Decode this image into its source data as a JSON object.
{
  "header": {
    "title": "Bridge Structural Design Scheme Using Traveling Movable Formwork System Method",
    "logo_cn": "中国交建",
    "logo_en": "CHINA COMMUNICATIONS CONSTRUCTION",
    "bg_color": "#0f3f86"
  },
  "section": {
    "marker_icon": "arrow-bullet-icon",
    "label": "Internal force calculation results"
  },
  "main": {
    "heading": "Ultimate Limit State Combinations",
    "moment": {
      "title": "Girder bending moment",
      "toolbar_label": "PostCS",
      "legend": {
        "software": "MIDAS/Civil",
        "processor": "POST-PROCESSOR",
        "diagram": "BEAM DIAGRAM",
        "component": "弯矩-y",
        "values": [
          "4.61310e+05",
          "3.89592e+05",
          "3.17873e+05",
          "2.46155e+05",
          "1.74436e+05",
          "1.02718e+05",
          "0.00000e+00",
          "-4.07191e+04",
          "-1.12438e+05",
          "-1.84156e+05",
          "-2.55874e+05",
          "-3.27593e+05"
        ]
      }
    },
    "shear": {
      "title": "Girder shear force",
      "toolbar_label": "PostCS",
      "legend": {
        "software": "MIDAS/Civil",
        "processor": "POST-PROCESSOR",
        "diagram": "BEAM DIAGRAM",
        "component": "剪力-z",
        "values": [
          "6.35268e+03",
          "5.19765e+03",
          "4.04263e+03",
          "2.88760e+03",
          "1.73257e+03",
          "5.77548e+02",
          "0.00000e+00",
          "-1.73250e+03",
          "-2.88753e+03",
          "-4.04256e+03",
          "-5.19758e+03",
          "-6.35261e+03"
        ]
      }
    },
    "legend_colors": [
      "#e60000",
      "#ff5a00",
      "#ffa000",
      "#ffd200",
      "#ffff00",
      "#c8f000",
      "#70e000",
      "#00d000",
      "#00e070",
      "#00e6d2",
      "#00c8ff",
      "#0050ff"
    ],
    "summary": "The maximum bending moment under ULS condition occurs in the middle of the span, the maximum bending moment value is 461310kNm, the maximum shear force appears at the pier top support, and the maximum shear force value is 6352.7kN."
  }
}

YOUR GOAL:
Return each line in the records that holds the string "moment".

ANSWER FOR THIS EXERCISE:
    "moment": {
      "title": "Girder bending moment",
    "summary": "The maximum bending moment under ULS condition occurs in the middle of the span, the maximum bending moment value is 461310kNm, the maximum shear force appears at the pier top support, and the maximum shear force value is 6352.7kN."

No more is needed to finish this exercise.